Stored data:
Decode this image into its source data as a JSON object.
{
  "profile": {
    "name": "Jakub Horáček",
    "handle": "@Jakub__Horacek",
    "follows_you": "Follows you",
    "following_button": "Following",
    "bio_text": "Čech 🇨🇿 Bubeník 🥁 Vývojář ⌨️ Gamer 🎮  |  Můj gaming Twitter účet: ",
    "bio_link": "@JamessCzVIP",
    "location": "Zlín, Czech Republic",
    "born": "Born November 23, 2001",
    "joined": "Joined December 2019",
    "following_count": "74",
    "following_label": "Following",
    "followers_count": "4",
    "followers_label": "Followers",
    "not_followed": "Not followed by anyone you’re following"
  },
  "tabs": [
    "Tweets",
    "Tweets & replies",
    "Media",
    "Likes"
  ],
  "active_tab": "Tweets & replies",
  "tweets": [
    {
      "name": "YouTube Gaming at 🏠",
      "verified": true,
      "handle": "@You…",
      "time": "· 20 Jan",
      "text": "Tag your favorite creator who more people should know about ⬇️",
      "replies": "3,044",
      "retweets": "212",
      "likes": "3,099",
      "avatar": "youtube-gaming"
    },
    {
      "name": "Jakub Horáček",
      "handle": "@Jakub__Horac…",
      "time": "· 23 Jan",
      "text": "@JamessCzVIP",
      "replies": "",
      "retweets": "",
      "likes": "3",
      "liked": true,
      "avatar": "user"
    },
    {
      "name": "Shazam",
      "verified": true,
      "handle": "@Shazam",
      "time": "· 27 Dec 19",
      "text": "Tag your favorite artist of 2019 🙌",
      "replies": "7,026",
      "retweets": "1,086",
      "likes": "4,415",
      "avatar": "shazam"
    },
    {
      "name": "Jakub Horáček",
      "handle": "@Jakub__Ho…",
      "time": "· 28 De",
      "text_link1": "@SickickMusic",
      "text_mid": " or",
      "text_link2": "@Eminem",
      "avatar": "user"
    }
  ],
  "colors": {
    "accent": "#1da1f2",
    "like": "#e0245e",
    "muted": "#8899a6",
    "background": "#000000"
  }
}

→ Request
Give the complete listing a second time, exactly as it reads.

→ Task solution
Decode this image into its source data as a JSON object.
{
  "profile": {
    "name": "Jakub Horáček",
    "handle": "@Jakub__Horacek",
    "follows_you": "Follows you",
    "following_button": "Following",
    "bio_text": "Čech 🇨🇿 Bubeník 🥁 Vývojář ⌨️ Gamer 🎮  |  Můj gaming Twitter účet: ",
    "bio_link": "@JamessCzVIP",
    "location": "Zlín, Czech Republic",
    "born": "Born November 23, 2001",
    "joined": "Joined December 2019",
    "following_count": "74",
    "following_label": "Following",
    "followers_count": "4",
    "followers_label": "Followers",
    "not_followed": "Not followed by anyone you’re following"
  },
  "tabs": [
    "Tweets",
    "Tweets & replies",
    "Media",
    "Likes"
  ],
  "active_tab": "Tweets & replies",
  "tweets": [
    {
      "name": "YouTube Gaming at 🏠",
      "verified": true,
      "handle": "@You…",
      "time": "· 20 Jan",
      "text": "Tag your favorite creator who more people should know about ⬇️",
      "replies": "3,044",
      "retweets": "212",
      "likes": "3,099",
      "avatar": "youtube-gaming"
    },
    {
      "name": "Jakub Horáček",
      "handle": "@Jakub__Horac…",
      "time": "· 23 Jan",
      "text": "@JamessCzVIP",
      "replies": "",
      "retweets": "",
      "likes": "3",
      "liked": true,
      "avatar": "user"
    },
    {
      "name": "Shazam",
      "verified": true,
      "handle": "@Shazam",
      "time": "· 27 Dec 19",
      "text": "Tag your favorite artist of 2019 🙌",
      "replies": "7,026",
      "retweets": "1,086",
      "likes": "4,415",
      "avatar": "shazam"
    },
    {
      "name": "Jakub Horáček",
      "handle": "@Jakub__Ho…",
      "time": "· 28 De",
      "text_link1": "@SickickMusic",
      "text_mid": " or",
      "text_link2": "@Eminem",
      "avatar": "user"
    }
  ],
  "colors": {
    "accent": "#1da1f2",
    "like": "#e0245e",
    "muted": "#8899a6",
    "background": "#000000"
  }
}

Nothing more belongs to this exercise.